▸ Work instructions
Select, from the data, each line where "trifonų" occurs.

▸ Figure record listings
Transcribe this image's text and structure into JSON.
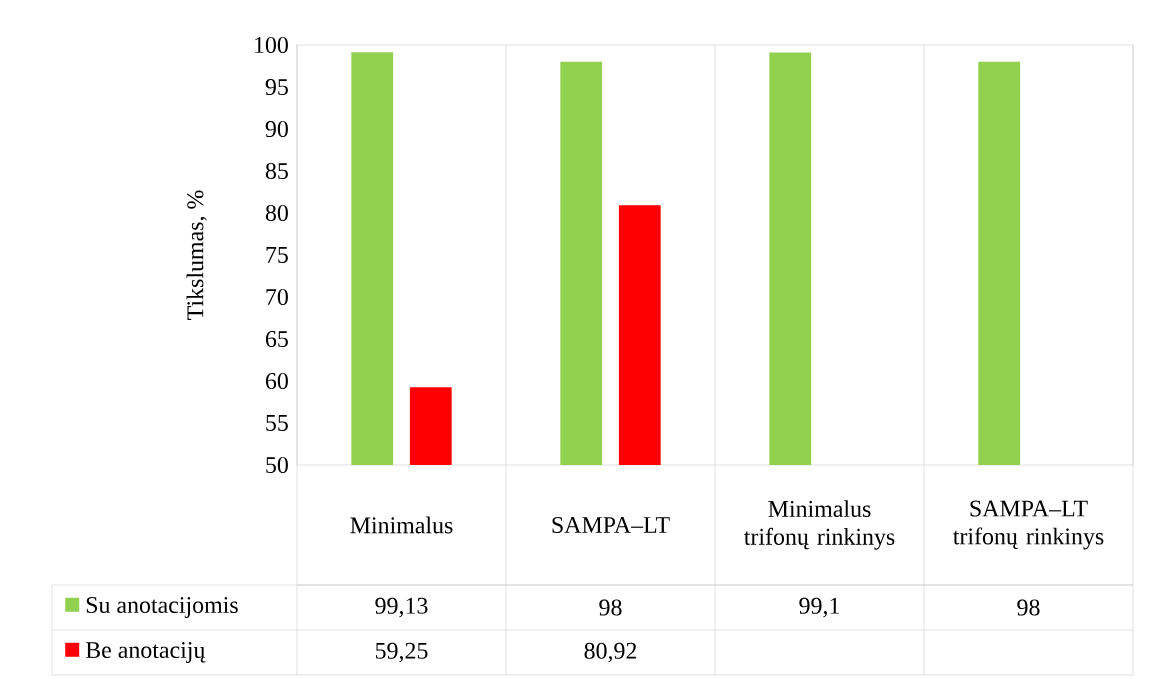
{
  "chart_data": {
    "type": "bar",
    "ylabel": "Tikslumas, %",
    "categories": [
      "Minimalus",
      "SAMPA–LT",
      "Minimalus trifonų rinkinys",
      "SAMPA–LT trifonų rinkinys"
    ],
    "series": [
      {
        "name": "Su anotacijomis",
        "color": "#92d050",
        "values": [
          99.13,
          98,
          99.1,
          98
        ],
        "value_labels": [
          "99,13",
          "98",
          "99,1",
          "98"
        ]
      },
      {
        "name": "Be anotacijų",
        "color": "#ff0000",
        "values": [
          59.25,
          80.92,
          null,
          null
        ],
        "value_labels": [
          "59,25",
          "80,92",
          null,
          null
        ]
      }
    ],
    "ylim": [
      50,
      100
    ],
    "yticks": [
      50,
      55,
      60,
      65,
      70,
      75,
      80,
      85,
      90,
      95,
      100
    ],
    "legend": "bottom"
  }
}
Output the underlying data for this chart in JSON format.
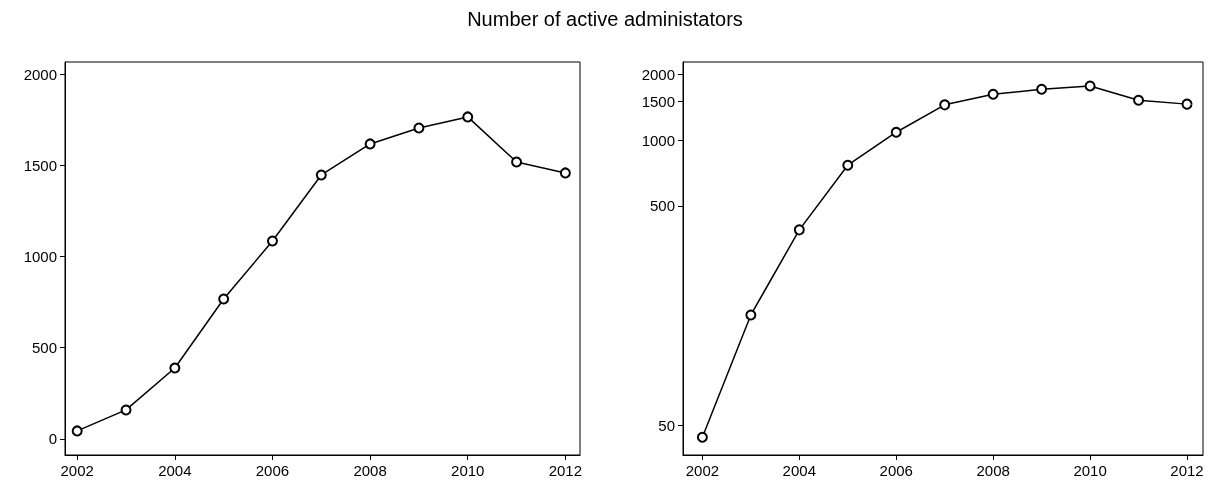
{
  "chart_data": [
    {
      "type": "line",
      "title": "Number of active administators",
      "x": [
        2002,
        2003,
        2004,
        2005,
        2006,
        2007,
        2008,
        2009,
        2010,
        2011,
        2012
      ],
      "values": [
        44,
        159,
        389,
        767,
        1085,
        1447,
        1617,
        1704,
        1765,
        1518,
        1458
      ],
      "color": "#000000",
      "marker": "circle",
      "xlim": [
        2001.75,
        2012.3
      ],
      "xticks": [
        2002,
        2004,
        2006,
        2008,
        2010,
        2012
      ],
      "ylim": [
        -88,
        2066
      ],
      "yticks": [
        0,
        500,
        1000,
        1500,
        2000
      ]
    },
    {
      "type": "line",
      "x": [
        2002,
        2003,
        2004,
        2005,
        2006,
        2007,
        2008,
        2009,
        2010,
        2011,
        2012
      ],
      "values": [
        44,
        159,
        389,
        767,
        1085,
        1447,
        1617,
        1704,
        1765,
        1518,
        1458
      ],
      "color": "#000000",
      "marker": "circle",
      "log": "y",
      "xlim": [
        2001.6,
        2012.33
      ],
      "xticks": [
        2002,
        2004,
        2006,
        2008,
        2010,
        2012
      ],
      "ylim": [
        36.5,
        2270
      ],
      "yticks": [
        50,
        500,
        1000,
        1500,
        2000
      ]
    }
  ]
}
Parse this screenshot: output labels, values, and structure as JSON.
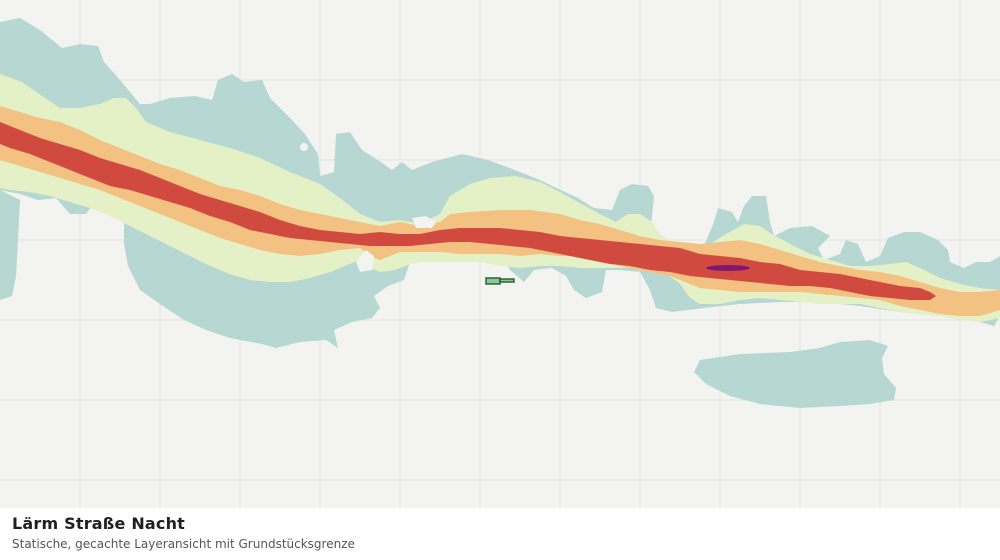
{
  "map": {
    "title": "Lärm Straße Nacht",
    "subtitle": "Statische, gecachte Layeransicht mit Grundstücksgrenze",
    "colors": {
      "background": "#f3f4f1",
      "grid": "#e2e4e0",
      "noise_band_lowest": "#b7d7d3",
      "noise_band_low": "#e4f1c6",
      "noise_band_mid": "#f3c283",
      "noise_band_high": "#d04a40",
      "noise_band_peak": "#7f1770",
      "parcel_fill": "#8fc79c",
      "parcel_outline": "#1f5f2a"
    }
  }
}
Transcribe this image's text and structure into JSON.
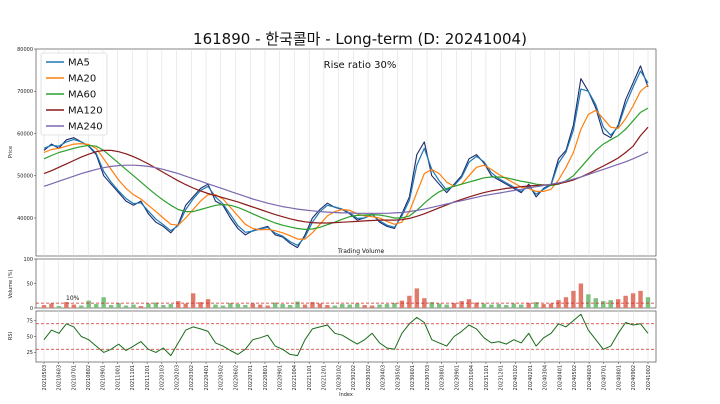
{
  "chart_data": {
    "title": "161890 - 한국콜마 - Long-term (D: 20241004)",
    "panels": [
      {
        "id": "price",
        "type": "line",
        "ylabel": "Price",
        "ylim": [
          31000,
          80000
        ],
        "yticks": [
          40000,
          50000,
          60000,
          70000,
          80000
        ],
        "annotations": [
          "Rise ratio 30%",
          "Trading Volume"
        ],
        "legend": {
          "placement": "top-left",
          "entries": [
            "MA5",
            "MA20",
            "MA60",
            "MA120",
            "MA240"
          ]
        },
        "series": [
          {
            "name": "Price",
            "color": "#1a2b6b",
            "values": [
              56000,
              57500,
              56500,
              58500,
              59000,
              58000,
              57000,
              55000,
              50000,
              48000,
              46000,
              44000,
              43000,
              44000,
              41000,
              39000,
              38000,
              36500,
              38500,
              43000,
              45000,
              47000,
              48000,
              44000,
              43000,
              40000,
              37500,
              36000,
              37000,
              37500,
              38000,
              36000,
              35500,
              34000,
              33000,
              36000,
              40000,
              42000,
              43500,
              42500,
              42000,
              41000,
              39500,
              40000,
              41000,
              39000,
              38000,
              37500,
              41000,
              45000,
              55000,
              58000,
              50000,
              48000,
              46000,
              48000,
              50000,
              54000,
              55000,
              53000,
              50000,
              49000,
              48000,
              47000,
              46000,
              48000,
              45000,
              47000,
              48000,
              54000,
              56000,
              62000,
              73000,
              70000,
              66000,
              60000,
              59000,
              62000,
              68000,
              72000,
              76000,
              71000
            ]
          },
          {
            "name": "MA5",
            "color": "#1f77b4",
            "values": [
              56500,
              57200,
              57000,
              58000,
              58600,
              58000,
              57100,
              55300,
              51000,
              48500,
              46400,
              44600,
              43400,
              43600,
              41600,
              39700,
              38400,
              37000,
              38200,
              42000,
              44500,
              46500,
              47500,
              45000,
              43300,
              40800,
              38200,
              36600,
              36900,
              37400,
              37800,
              36400,
              35700,
              34400,
              33500,
              35500,
              39000,
              41500,
              43000,
              42600,
              42100,
              41200,
              39900,
              40000,
              40800,
              39300,
              38300,
              37800,
              40500,
              44200,
              52500,
              56500,
              51500,
              48800,
              46600,
              47700,
              49600,
              53200,
              54600,
              53300,
              50700,
              49300,
              48300,
              47300,
              46300,
              47500,
              45600,
              46800,
              47800,
              53000,
              55600,
              60800,
              70500,
              70000,
              66800,
              61500,
              59600,
              61600,
              66800,
              71000,
              74800,
              72000
            ]
          },
          {
            "name": "MA20",
            "color": "#ff7f0e",
            "values": [
              55500,
              56200,
              56500,
              57000,
              57500,
              57600,
              57400,
              56500,
              54000,
              51500,
              49000,
              47000,
              45500,
              44500,
              43000,
              41500,
              40000,
              38500,
              38300,
              40000,
              42000,
              44000,
              45500,
              45500,
              44500,
              42500,
              40500,
              38500,
              37500,
              37200,
              37300,
              37000,
              36500,
              35800,
              35000,
              35000,
              36500,
              38500,
              40500,
              41500,
              42000,
              41800,
              41000,
              40500,
              40300,
              40000,
              39200,
              38500,
              39000,
              41500,
              46000,
              50500,
              51500,
              50500,
              48500,
              47500,
              48000,
              50000,
              52000,
              52500,
              51500,
              50300,
              49300,
              48300,
              47300,
              47000,
              46300,
              46300,
              46800,
              49000,
              52000,
              55500,
              61000,
              64500,
              65500,
              63500,
              61500,
              61200,
              63500,
              66500,
              70000,
              71500
            ]
          },
          {
            "name": "MA60",
            "color": "#2ca02c",
            "values": [
              54000,
              54800,
              55500,
              56000,
              56500,
              56900,
              57200,
              57000,
              56000,
              54500,
              53000,
              51500,
              50000,
              48500,
              47000,
              45500,
              44200,
              43000,
              42000,
              41500,
              41500,
              42000,
              42500,
              43000,
              43200,
              43000,
              42500,
              41800,
              41000,
              40200,
              39500,
              38800,
              38300,
              37900,
              37500,
              37300,
              37400,
              37800,
              38400,
              39000,
              39700,
              40300,
              40600,
              40700,
              40800,
              40700,
              40400,
              40000,
              40000,
              40500,
              41800,
              43500,
              45000,
              46200,
              47000,
              47500,
              48000,
              48500,
              49000,
              49500,
              49700,
              49700,
              49500,
              49100,
              48700,
              48400,
              48000,
              47800,
              47700,
              48000,
              48800,
              50000,
              52000,
              54000,
              56000,
              57500,
              58500,
              59500,
              61000,
              63000,
              65000,
              66000
            ]
          },
          {
            "name": "MA120",
            "color": "#8b1a1a",
            "values": [
              50500,
              51200,
              52000,
              52800,
              53600,
              54400,
              55100,
              55700,
              56000,
              56000,
              55700,
              55200,
              54500,
              53700,
              52800,
              51800,
              50800,
              49800,
              48800,
              47900,
              47100,
              46400,
              45800,
              45300,
              44800,
              44300,
              43800,
              43200,
              42600,
              42000,
              41400,
              40800,
              40300,
              39800,
              39400,
              39100,
              38900,
              38800,
              38800,
              38900,
              39000,
              39100,
              39200,
              39300,
              39400,
              39500,
              39500,
              39500,
              39600,
              39900,
              40400,
              41000,
              41700,
              42400,
              43100,
              43800,
              44400,
              45000,
              45500,
              46000,
              46400,
              46700,
              47000,
              47200,
              47400,
              47600,
              47700,
              47800,
              47900,
              48100,
              48500,
              49000,
              49700,
              50500,
              51400,
              52300,
              53200,
              54200,
              55500,
              57000,
              59500,
              61500
            ]
          },
          {
            "name": "MA240",
            "color": "#7b68b0",
            "values": [
              47500,
              48100,
              48700,
              49300,
              49900,
              50500,
              51000,
              51500,
              51900,
              52200,
              52400,
              52500,
              52500,
              52400,
              52200,
              51900,
              51500,
              51000,
              50500,
              49900,
              49300,
              48700,
              48100,
              47500,
              46900,
              46300,
              45700,
              45100,
              44500,
              44000,
              43500,
              43100,
              42700,
              42400,
              42100,
              41900,
              41700,
              41500,
              41400,
              41300,
              41200,
              41200,
              41100,
              41100,
              41100,
              41100,
              41100,
              41200,
              41300,
              41500,
              41800,
              42100,
              42500,
              42900,
              43300,
              43700,
              44100,
              44500,
              44900,
              45300,
              45600,
              45900,
              46200,
              46500,
              46800,
              47100,
              47400,
              47700,
              48000,
              48300,
              48700,
              49200,
              49700,
              50300,
              50900,
              51500,
              52100,
              52700,
              53300,
              54000,
              54800,
              55600
            ]
          }
        ]
      },
      {
        "id": "volume",
        "type": "bar",
        "ylabel": "Volume (%)",
        "ylim": [
          0,
          100
        ],
        "yticks": [
          0,
          50,
          100
        ],
        "reference_line": {
          "value": 10,
          "label": "10%",
          "color": "#d62728"
        },
        "values": [
          6,
          9,
          4,
          12,
          7,
          5,
          15,
          8,
          22,
          6,
          10,
          5,
          7,
          4,
          9,
          11,
          6,
          8,
          14,
          9,
          30,
          12,
          18,
          7,
          5,
          10,
          8,
          6,
          9,
          7,
          5,
          11,
          8,
          6,
          13,
          7,
          12,
          9,
          6,
          5,
          8,
          7,
          9,
          6,
          5,
          7,
          8,
          10,
          15,
          25,
          40,
          20,
          12,
          9,
          7,
          10,
          14,
          18,
          11,
          9,
          7,
          8,
          6,
          9,
          7,
          10,
          12,
          8,
          9,
          16,
          22,
          35,
          50,
          28,
          20,
          14,
          16,
          18,
          25,
          30,
          35,
          22
        ]
      },
      {
        "id": "rsi",
        "type": "line",
        "ylabel": "RSI",
        "ylim": [
          10,
          90
        ],
        "yticks": [
          25,
          50,
          75
        ],
        "reference_lines": [
          {
            "value": 70,
            "color": "#d62728"
          },
          {
            "value": 30,
            "color": "#d62728"
          }
        ],
        "values": [
          45,
          60,
          55,
          70,
          65,
          50,
          45,
          35,
          25,
          30,
          38,
          28,
          35,
          42,
          30,
          25,
          32,
          20,
          40,
          60,
          65,
          62,
          58,
          40,
          35,
          28,
          22,
          30,
          45,
          48,
          52,
          35,
          30,
          22,
          20,
          45,
          62,
          65,
          68,
          55,
          52,
          45,
          38,
          45,
          55,
          40,
          32,
          30,
          55,
          70,
          80,
          72,
          45,
          40,
          35,
          50,
          58,
          68,
          62,
          48,
          40,
          42,
          38,
          45,
          40,
          55,
          35,
          48,
          55,
          70,
          65,
          75,
          85,
          60,
          45,
          30,
          35,
          55,
          72,
          68,
          70,
          55
        ]
      }
    ],
    "x": {
      "label": "Index",
      "tick_labels": [
        "20210503",
        "20210603",
        "20210701",
        "20210802",
        "20210901",
        "20211001",
        "20211101",
        "20211201",
        "20220103",
        "20220203",
        "20220302",
        "20220401",
        "20220502",
        "20220602",
        "20220701",
        "20220801",
        "20220901",
        "20221004",
        "20221101",
        "20221201",
        "20230102",
        "20230202",
        "20230302",
        "20230403",
        "20230502",
        "20230601",
        "20230703",
        "20230801",
        "20230901",
        "20231004",
        "20231101",
        "20231201",
        "20240102",
        "20240201",
        "20240304",
        "20240401",
        "20240502",
        "20240603",
        "20240701",
        "20240801",
        "20240902",
        "20241002"
      ]
    }
  }
}
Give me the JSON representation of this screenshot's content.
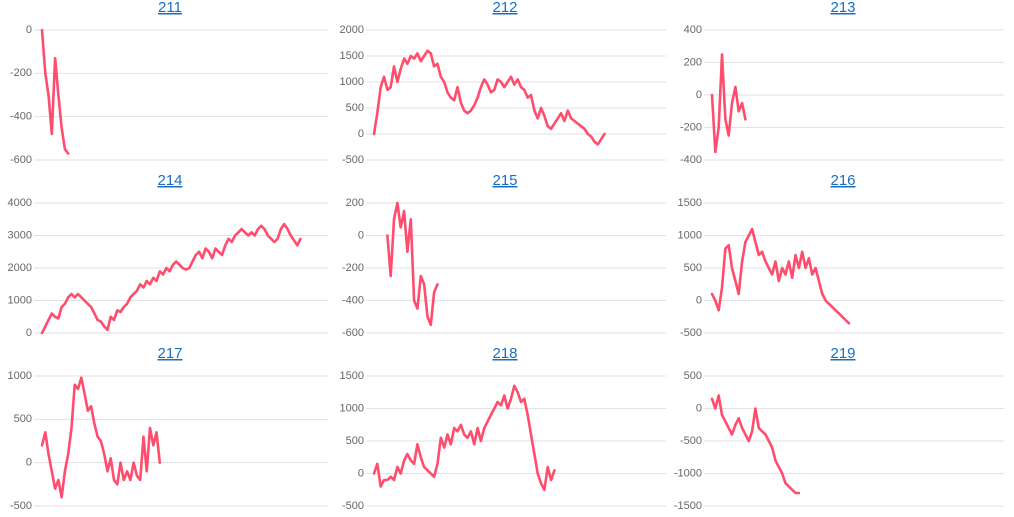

▸ The output
      "Minimalus trifonų rinkinys",
      "SAMPA–LT trifonų rinkinys"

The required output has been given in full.